The records below must be written out exactly, with every picture left behind.

****************

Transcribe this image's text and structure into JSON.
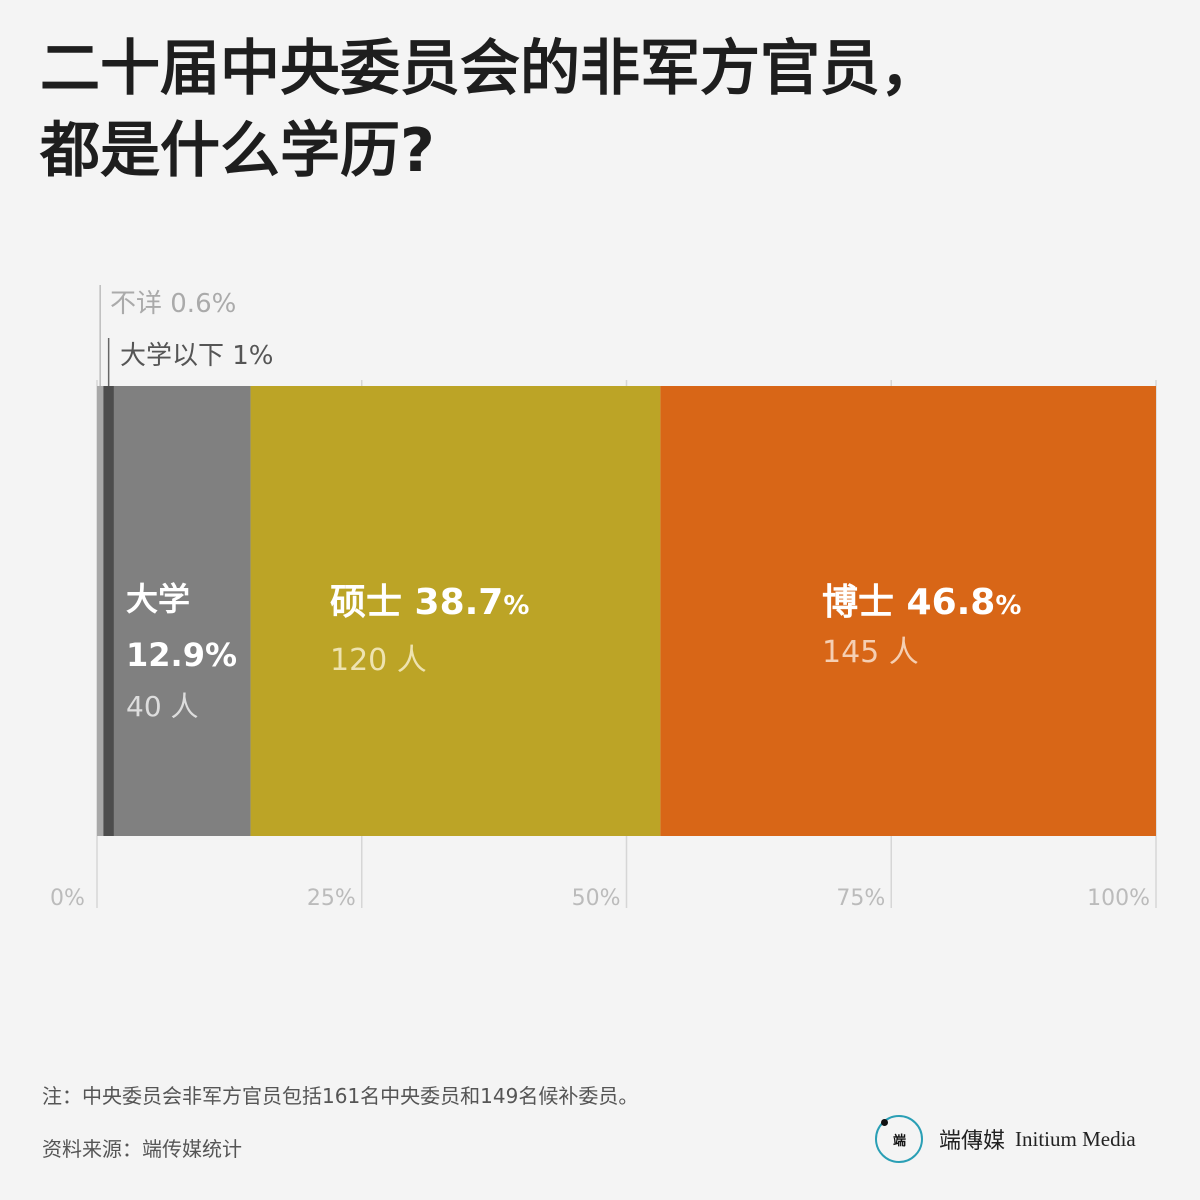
{
  "title": {
    "line1": "二十届中央委员会的非军方官员，",
    "line2": "都是什么学历?"
  },
  "chart_data": {
    "type": "bar",
    "orientation": "horizontal-stacked-100",
    "xlim": [
      0,
      100
    ],
    "ticks": [
      "0%",
      "25%",
      "50%",
      "75%",
      "100%"
    ],
    "segments": [
      {
        "name": "不详",
        "percent": 0.6,
        "percent_label": "0.6%",
        "color": "#a8a8a8"
      },
      {
        "name": "大学以下",
        "percent": 1,
        "percent_label": "1%",
        "color": "#4d4d4d"
      },
      {
        "name": "大学",
        "percent": 12.9,
        "percent_label": "12.9%",
        "count": 40,
        "count_label": "40 人",
        "color": "#808080"
      },
      {
        "name": "硕士",
        "percent": 38.7,
        "percent_label": "38.7",
        "count": 120,
        "count_label": "120 人",
        "color": "#bca426"
      },
      {
        "name": "博士",
        "percent": 46.8,
        "percent_label": "46.8",
        "count": 145,
        "count_label": "145 人",
        "color": "#d86617"
      }
    ],
    "percent_sign": "%",
    "callout_unknown": "不详 0.6%",
    "callout_below_univ": "大学以下 1%"
  },
  "footer": {
    "note": "注：中央委员会非军方官员包括161名中央委员和149名候补委员。",
    "source": "资料来源：端传媒统计",
    "brand_logo_text": "端",
    "brand_name_zh": "端傳媒",
    "brand_name_en": "Initium Media"
  }
}
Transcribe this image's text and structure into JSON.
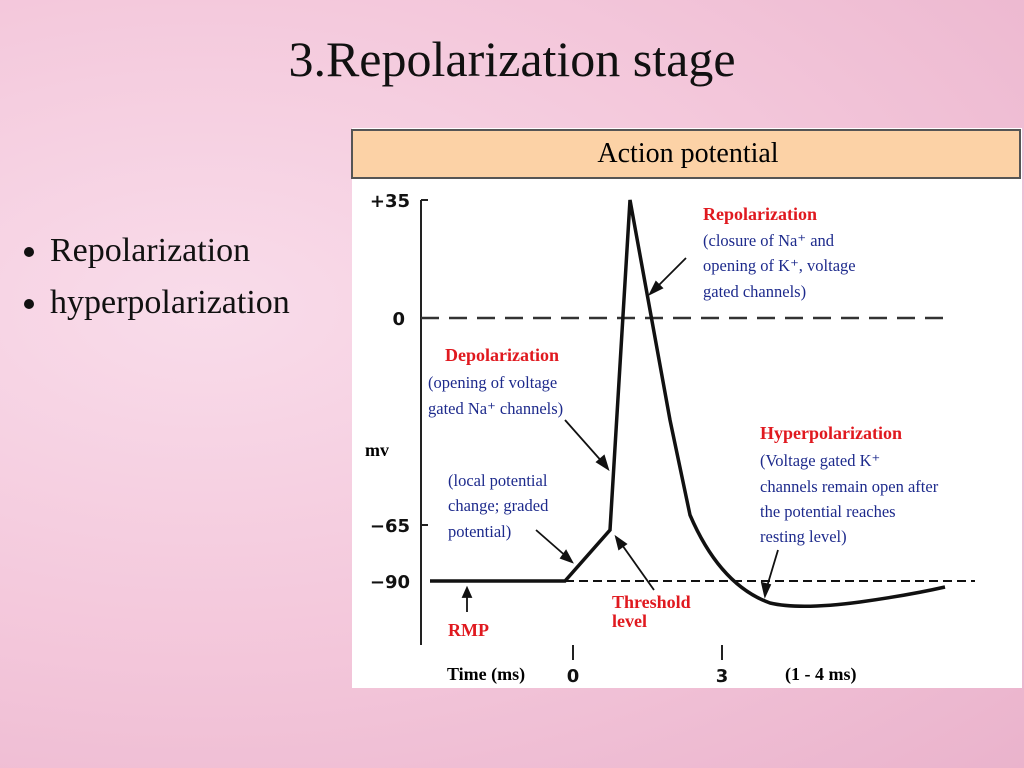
{
  "title": "3.Repolarization stage",
  "bullets": [
    "Repolarization",
    "hyperpolarization"
  ],
  "figure": {
    "header": "Action potential",
    "y_labels": [
      "+35",
      "0",
      "−65",
      "−90"
    ],
    "y_axis_label": "mv",
    "x_axis_label": "Time (ms)",
    "x_labels": [
      "0",
      "3"
    ],
    "x_note": "(1 - 4 ms)",
    "repolarization": {
      "title": "Repolarization",
      "lines": [
        "(closure of Na⁺ and",
        "opening of K⁺, voltage",
        "gated channels)"
      ]
    },
    "depolarization": {
      "title": "Depolarization",
      "lines": [
        "(opening of voltage",
        "gated Na⁺ channels)"
      ]
    },
    "local_potential": {
      "lines": [
        "(local potential",
        "change; graded",
        "potential)"
      ]
    },
    "hyperpolarization": {
      "title": "Hyperpolarization",
      "lines": [
        "(Voltage gated K⁺",
        "channels remain open after",
        "the potential reaches",
        "resting level)"
      ]
    },
    "threshold": [
      "Threshold",
      "level"
    ],
    "rmp": "RMP"
  }
}
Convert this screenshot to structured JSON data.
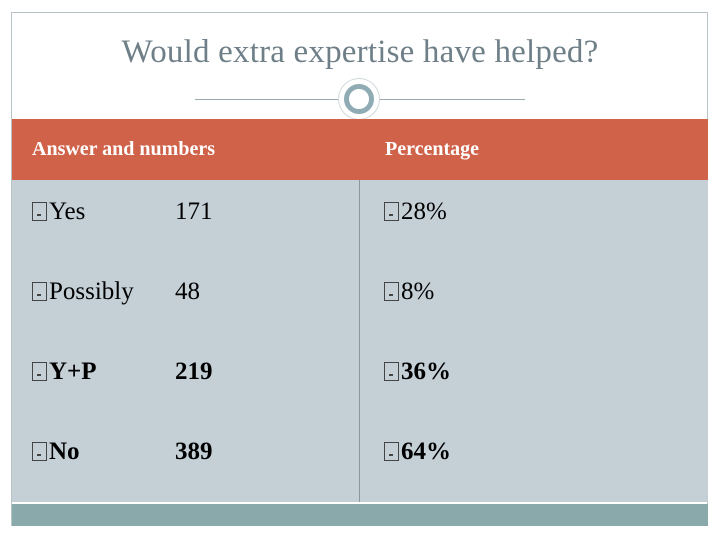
{
  "slide": {
    "title": "Would extra expertise have helped?"
  },
  "table": {
    "headers": [
      "Answer and numbers",
      "Percentage"
    ],
    "rows": [
      {
        "answer": "Yes",
        "number": "171",
        "percentage": "28%"
      },
      {
        "answer": "Possibly",
        "number": "48",
        "percentage": "8%"
      },
      {
        "answer": "Y+P",
        "number": "219",
        "percentage": "36%"
      },
      {
        "answer": "No",
        "number": "389",
        "percentage": "64%"
      }
    ]
  },
  "colors": {
    "header": "#d0624a",
    "body": "#c4cfd6",
    "footer": "#8aa9ab",
    "title": "#6f7f88"
  },
  "icons": {
    "bullet": "square-bullet-icon",
    "ornament": "circle-ornament-icon"
  }
}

****************

▶ EXERCISE RESPONSE:
Transcribe this image's text and structure into JSON.
{
  "title": {
    "line1": "二十届中央委员会的非军方官员，",
    "line2": "都是什么学历?"
  },
  "chart_data": {
    "type": "bar",
    "orientation": "horizontal-stacked-100",
    "xlim": [
      0,
      100
    ],
    "ticks": [
      "0%",
      "25%",
      "50%",
      "75%",
      "100%"
    ],
    "segments": [
      {
        "name": "不详",
        "percent": 0.6,
        "percent_label": "0.6%",
        "color": "#a8a8a8"
      },
      {
        "name": "大学以下",
        "percent": 1,
        "percent_label": "1%",
        "color": "#4d4d4d"
      },
      {
        "name": "大学",
        "percent": 12.9,
        "percent_label": "12.9%",
        "count": 40,
        "count_label": "40 人",
        "color": "#808080"
      },
      {
        "name": "硕士",
        "percent": 38.7,
        "percent_label": "38.7",
        "count": 120,
        "count_label": "120 人",
        "color": "#bca426"
      },
      {
        "name": "博士",
        "percent": 46.8,
        "percent_label": "46.8",
        "count": 145,
        "count_label": "145 人",
        "color": "#d86617"
      }
    ],
    "percent_sign": "%",
    "callout_unknown": "不详 0.6%",
    "callout_below_univ": "大学以下 1%"
  },
  "footer": {
    "note": "注：中央委员会非军方官员包括161名中央委员和149名候补委员。",
    "source": "资料来源：端传媒统计",
    "brand_logo_text": "端",
    "brand_name_zh": "端傳媒",
    "brand_name_en": "Initium Media"
  }
}
Transcribe this image's text and structure into JSON.
{
  "title": "3.Repolarization stage",
  "bullets": [
    "Repolarization",
    "hyperpolarization"
  ],
  "figure": {
    "header": "Action potential",
    "y_labels": [
      "+35",
      "0",
      "−65",
      "−90"
    ],
    "y_axis_label": "mv",
    "x_axis_label": "Time (ms)",
    "x_labels": [
      "0",
      "3"
    ],
    "x_note": "(1 - 4 ms)",
    "repolarization": {
      "title": "Repolarization",
      "lines": [
        "(closure of Na⁺ and",
        "opening of K⁺, voltage",
        "gated channels)"
      ]
    },
    "depolarization": {
      "title": "Depolarization",
      "lines": [
        "(opening of voltage",
        "gated Na⁺ channels)"
      ]
    },
    "local_potential": {
      "lines": [
        "(local potential",
        "change; graded",
        "potential)"
      ]
    },
    "hyperpolarization": {
      "title": "Hyperpolarization",
      "lines": [
        "(Voltage gated K⁺",
        "channels remain open after",
        "the potential reaches",
        "resting level)"
      ]
    },
    "threshold": [
      "Threshold",
      "level"
    ],
    "rmp": "RMP"
  }
}
Convert this screenshot to structured JSON data.
{
  "slide": {
    "title": "Would extra expertise have helped?"
  },
  "table": {
    "headers": [
      "Answer and numbers",
      "Percentage"
    ],
    "rows": [
      {
        "answer": "Yes",
        "number": "171",
        "percentage": "28%"
      },
      {
        "answer": "Possibly",
        "number": "48",
        "percentage": "8%"
      },
      {
        "answer": "Y+P",
        "number": "219",
        "percentage": "36%"
      },
      {
        "answer": "No",
        "number": "389",
        "percentage": "64%"
      }
    ]
  },
  "colors": {
    "header": "#d0624a",
    "body": "#c4cfd6",
    "footer": "#8aa9ab",
    "title": "#6f7f88"
  },
  "icons": {
    "bullet": "square-bullet-icon",
    "ornament": "circle-ornament-icon"
  }
}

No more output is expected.